* **GIVEN INFORMATION**:
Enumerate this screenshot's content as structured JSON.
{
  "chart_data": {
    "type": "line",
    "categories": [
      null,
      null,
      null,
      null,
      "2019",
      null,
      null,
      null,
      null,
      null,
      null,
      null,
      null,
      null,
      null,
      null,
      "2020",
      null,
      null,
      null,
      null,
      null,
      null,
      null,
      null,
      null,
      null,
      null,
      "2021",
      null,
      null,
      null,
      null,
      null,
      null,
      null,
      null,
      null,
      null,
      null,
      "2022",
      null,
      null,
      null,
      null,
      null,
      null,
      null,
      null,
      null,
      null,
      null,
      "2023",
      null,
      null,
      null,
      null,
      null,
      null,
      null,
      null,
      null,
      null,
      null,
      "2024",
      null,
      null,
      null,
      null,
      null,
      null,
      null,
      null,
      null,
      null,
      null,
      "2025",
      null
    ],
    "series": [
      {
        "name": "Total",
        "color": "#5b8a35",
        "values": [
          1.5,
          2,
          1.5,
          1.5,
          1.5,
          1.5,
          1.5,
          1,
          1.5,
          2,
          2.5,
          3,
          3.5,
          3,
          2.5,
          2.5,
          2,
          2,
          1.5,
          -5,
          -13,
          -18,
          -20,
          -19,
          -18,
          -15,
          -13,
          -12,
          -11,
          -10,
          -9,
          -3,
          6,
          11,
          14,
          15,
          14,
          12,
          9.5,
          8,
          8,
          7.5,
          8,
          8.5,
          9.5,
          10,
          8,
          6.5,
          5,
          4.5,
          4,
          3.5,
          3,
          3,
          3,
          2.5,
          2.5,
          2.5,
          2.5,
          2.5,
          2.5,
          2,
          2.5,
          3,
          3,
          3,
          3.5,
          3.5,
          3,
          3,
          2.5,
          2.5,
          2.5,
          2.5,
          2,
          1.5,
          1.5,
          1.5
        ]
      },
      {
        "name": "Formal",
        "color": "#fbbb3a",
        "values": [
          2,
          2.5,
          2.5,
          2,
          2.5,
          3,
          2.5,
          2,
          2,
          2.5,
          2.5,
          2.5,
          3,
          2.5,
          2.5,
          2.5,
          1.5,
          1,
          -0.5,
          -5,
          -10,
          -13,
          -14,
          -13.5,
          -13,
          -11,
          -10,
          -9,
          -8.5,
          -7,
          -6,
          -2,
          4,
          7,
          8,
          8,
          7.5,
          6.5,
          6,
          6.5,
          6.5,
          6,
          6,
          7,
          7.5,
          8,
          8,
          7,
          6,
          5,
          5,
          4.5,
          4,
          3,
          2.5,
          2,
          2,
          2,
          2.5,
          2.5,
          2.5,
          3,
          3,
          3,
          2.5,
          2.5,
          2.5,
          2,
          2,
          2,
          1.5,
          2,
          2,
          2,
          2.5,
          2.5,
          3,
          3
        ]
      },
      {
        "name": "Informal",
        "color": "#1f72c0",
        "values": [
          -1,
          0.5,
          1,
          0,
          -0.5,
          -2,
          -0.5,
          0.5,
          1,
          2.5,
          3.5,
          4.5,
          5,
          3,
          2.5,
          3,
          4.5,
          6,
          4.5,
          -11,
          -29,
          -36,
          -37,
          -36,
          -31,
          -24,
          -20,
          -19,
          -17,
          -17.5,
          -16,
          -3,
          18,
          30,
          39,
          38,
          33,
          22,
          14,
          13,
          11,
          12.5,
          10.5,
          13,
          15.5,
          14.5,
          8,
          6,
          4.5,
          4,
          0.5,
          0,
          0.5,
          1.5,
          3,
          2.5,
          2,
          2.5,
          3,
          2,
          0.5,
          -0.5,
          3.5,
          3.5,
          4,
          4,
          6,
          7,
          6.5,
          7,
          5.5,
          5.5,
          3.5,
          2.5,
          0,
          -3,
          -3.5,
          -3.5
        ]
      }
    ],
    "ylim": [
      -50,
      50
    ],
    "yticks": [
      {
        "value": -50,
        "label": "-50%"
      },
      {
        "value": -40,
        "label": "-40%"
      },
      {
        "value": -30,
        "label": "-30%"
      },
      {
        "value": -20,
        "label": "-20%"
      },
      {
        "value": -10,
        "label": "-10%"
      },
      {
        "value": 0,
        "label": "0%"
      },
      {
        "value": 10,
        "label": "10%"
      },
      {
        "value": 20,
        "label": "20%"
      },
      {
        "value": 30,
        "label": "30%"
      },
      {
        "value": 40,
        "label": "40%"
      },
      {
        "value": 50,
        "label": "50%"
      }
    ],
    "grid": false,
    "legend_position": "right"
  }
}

* **TASK PROMPT**: Show every line above in which the word "label" occurs.

* **SOLUTION FOR THIS PROBLEM**:
        "label": "-50%"
        "label": "-40%"
        "label": "-30%"
        "label": "-20%"
        "label": "-10%"
        "label": "0%"
        "label": "10%"
        "label": "20%"
        "label": "30%"
        "label": "40%"
        "label": "50%"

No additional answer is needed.